▸ **Texte du document**:
━━━━━━━━━━

5Dans The Duke’s Children, le couple antithétique Inclusion-Exclusion fonctionne à plusieurs niveaux, et il y a plus d’un indésirable. C’est tout d’abord dans la double intrigue sentimentale qu’on en trouve l’incarnation la plus flagrante. Deux des trois enfants de Plantagenet Palliser se sont épris de personnages qui peuvent, pour des raisons variables, apparaître comme des intrus. Le jeune lord Silverbridge, après avoir envisagé une union tout à fait satisfaisante avec lady Mabel Grex, jette bientôt son dévolu sur une jeune Américaine, Isabel Boncassen. Sa sœur, lady Mary Palliser, est amoureuse d’un certain Frank Tregear, condisciple de son frère à Oxford. Dans les deux cas, le mariage semble d’abord inadmissible aux yeux de leur père, la roture du prétendant de sa fille se doublant d’une origine transatlantique pour l’épouse que souhaite prendre son fils. Pourtant, comme dans les dernières comédies de Shakespeare, une réconciliation finale permettra de conclure le roman avec deux chapitres intitulés respectivement « The First Wedding » et « The Second Wedding », épousailles auxquelles Palliser se résigne, mais qu’il célèbre même avec euphorie, en ce qui concerne celles de sa fille en tout cas : « Perhaps the matter most remarkable in the wedding was the hilarity of the Duke. One who did not know him well might have said that he was a man with few cares, and who now took special joy in the happiness of his children, — who was thoroughly contented to see them marry after their own hearts » (DC 633).

━━━━━━━━━━

▸ **Tâches à réaliser**:
a) Selon le texte sur The Duke’s Children, quels titres portent les deux chapitres qui concluent le roman ?
b) Prolongez le texte sur The Duke’s Children après sa dernière phrase.

▸ **Données fournies**:
━━━━━━━━━━

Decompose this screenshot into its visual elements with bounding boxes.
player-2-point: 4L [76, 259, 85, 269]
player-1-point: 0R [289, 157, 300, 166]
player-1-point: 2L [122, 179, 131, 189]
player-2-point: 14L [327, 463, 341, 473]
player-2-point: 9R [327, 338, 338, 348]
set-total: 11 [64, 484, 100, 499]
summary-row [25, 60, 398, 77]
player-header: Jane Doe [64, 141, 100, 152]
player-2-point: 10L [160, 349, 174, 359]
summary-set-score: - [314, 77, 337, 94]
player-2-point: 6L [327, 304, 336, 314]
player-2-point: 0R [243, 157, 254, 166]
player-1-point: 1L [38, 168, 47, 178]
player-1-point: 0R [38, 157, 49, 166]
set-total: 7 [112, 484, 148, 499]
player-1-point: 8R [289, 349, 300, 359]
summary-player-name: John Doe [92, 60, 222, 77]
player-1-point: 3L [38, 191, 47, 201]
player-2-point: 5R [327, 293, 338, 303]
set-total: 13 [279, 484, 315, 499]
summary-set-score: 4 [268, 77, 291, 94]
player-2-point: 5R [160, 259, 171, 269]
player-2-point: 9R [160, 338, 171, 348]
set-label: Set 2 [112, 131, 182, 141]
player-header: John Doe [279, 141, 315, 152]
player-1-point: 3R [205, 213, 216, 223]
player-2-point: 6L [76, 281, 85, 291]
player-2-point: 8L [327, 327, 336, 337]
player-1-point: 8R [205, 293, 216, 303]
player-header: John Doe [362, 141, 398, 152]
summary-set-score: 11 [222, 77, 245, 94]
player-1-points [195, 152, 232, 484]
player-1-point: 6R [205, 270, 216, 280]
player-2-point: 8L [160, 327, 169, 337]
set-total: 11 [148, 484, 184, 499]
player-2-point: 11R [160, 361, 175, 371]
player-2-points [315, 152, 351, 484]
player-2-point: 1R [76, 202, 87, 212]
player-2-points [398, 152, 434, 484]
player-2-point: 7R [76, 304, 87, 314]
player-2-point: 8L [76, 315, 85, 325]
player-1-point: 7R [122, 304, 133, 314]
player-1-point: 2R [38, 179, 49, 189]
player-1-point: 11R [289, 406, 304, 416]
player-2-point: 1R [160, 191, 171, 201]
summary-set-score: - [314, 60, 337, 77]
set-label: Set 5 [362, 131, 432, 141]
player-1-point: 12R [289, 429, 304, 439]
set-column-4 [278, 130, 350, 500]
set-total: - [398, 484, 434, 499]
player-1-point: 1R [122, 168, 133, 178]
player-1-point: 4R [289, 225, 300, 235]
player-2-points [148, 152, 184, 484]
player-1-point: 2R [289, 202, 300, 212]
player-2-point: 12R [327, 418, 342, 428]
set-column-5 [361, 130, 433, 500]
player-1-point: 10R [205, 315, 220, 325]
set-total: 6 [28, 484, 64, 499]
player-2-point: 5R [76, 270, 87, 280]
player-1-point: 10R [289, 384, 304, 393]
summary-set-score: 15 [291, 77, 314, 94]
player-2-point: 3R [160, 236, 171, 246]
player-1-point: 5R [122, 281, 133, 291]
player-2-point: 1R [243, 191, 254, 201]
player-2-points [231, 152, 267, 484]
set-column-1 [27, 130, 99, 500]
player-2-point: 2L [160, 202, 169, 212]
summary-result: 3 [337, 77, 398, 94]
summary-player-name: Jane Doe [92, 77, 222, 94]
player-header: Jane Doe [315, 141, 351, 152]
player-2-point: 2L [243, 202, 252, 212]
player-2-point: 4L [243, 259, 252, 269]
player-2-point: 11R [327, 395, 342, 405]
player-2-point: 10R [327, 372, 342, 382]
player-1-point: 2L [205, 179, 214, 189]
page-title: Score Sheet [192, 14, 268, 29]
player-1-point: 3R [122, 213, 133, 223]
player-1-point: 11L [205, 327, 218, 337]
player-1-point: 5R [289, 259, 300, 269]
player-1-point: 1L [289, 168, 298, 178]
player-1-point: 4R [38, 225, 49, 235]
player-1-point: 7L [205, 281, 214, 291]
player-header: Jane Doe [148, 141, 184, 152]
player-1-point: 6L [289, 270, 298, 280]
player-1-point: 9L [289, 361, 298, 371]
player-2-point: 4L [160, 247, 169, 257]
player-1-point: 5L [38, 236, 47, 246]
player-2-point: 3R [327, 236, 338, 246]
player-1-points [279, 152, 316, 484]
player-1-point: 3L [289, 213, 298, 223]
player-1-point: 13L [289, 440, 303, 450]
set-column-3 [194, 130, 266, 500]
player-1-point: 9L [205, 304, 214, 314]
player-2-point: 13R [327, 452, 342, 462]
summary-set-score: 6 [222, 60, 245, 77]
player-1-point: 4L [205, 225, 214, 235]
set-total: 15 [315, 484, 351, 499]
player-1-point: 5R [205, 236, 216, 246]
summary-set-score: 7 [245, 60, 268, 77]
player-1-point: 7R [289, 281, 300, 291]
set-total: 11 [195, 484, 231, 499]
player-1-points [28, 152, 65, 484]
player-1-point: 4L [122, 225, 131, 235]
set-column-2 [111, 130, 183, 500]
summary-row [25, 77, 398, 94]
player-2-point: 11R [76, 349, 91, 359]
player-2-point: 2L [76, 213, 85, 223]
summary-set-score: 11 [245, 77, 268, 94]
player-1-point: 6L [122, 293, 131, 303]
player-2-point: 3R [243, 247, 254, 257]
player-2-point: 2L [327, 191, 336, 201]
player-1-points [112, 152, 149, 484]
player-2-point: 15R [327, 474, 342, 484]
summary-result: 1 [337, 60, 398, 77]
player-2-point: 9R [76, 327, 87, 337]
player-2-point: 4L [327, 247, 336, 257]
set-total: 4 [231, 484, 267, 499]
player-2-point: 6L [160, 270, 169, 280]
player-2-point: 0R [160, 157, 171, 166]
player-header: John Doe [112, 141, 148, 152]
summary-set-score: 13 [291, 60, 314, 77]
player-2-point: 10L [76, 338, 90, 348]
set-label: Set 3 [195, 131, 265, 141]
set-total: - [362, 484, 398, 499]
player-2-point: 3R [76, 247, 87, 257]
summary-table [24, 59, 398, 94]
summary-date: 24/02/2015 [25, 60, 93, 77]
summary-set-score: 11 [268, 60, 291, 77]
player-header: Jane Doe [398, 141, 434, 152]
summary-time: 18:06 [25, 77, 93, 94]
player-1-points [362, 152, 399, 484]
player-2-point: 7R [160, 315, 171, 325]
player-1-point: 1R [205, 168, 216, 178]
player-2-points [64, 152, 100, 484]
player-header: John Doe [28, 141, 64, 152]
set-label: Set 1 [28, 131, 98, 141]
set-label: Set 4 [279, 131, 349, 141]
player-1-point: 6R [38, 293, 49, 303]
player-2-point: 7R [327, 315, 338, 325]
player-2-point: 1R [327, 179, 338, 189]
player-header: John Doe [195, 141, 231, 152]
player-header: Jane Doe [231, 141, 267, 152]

━━━━━━━━━━

▸ **Réponses attendues**:
a) « The First Wedding » et « The Second Wedding ».

b)
6Mais il faut aussi évoquer la rupture survenue simultanément entre Silverbridge et son père : le fils décide en effet d’entrer en politique, mais s’exclut délibérément du camp de son père, puisqu’il choisit d’être candidat dans les rangs des Conservateurs. Les Palliser sont pourtant Libéraux depuis plusieurs générations, ce qui ne manque pas de susciter un certain nombre de contradictions chez le duc d’Omnium, un divorce complet entre ses convictions politiques, qui tendent vers l’inclusion du plus grand nombre au sein d’une société ouverte, et ses positions personnelles en matière de vie privée, qui prônent l’exclusion de tous ceux qui n’appartiennent pas à une élite privilégiée. « That one and the same man should have been in one part of himself so unlike the other part, — that he should have one set of opinions so contrary to another set, — poor Isabel Boncassen did not understand » (DC 391).

7Enfin, comme presque tous les romans de la maturité de Trollope, The Duke’s Children inclut plusieurs scènes de chasse à courre, activité où les indésirables posent également de sérieux problèmes. À plusieurs reprises, les chasseurs passionnés évoquent les dangers qui menacent leur sport favori « not the perils of broken necks and crushed ribs, which can be reduced to an average, and so an end made of that small matter ; but the perils from outsiders, the perils from new-fangled prejudices, the perils from more modern sports, the perils from over-cultivation, the perils from extended population, the perils from increasing railroads, the perils from literary ignorances, the perils from intruding cads », etc. (DC 495). Une solution serait peut-être « to have all intruders thrashed by the gillies within an inch of their lives » (DC 301).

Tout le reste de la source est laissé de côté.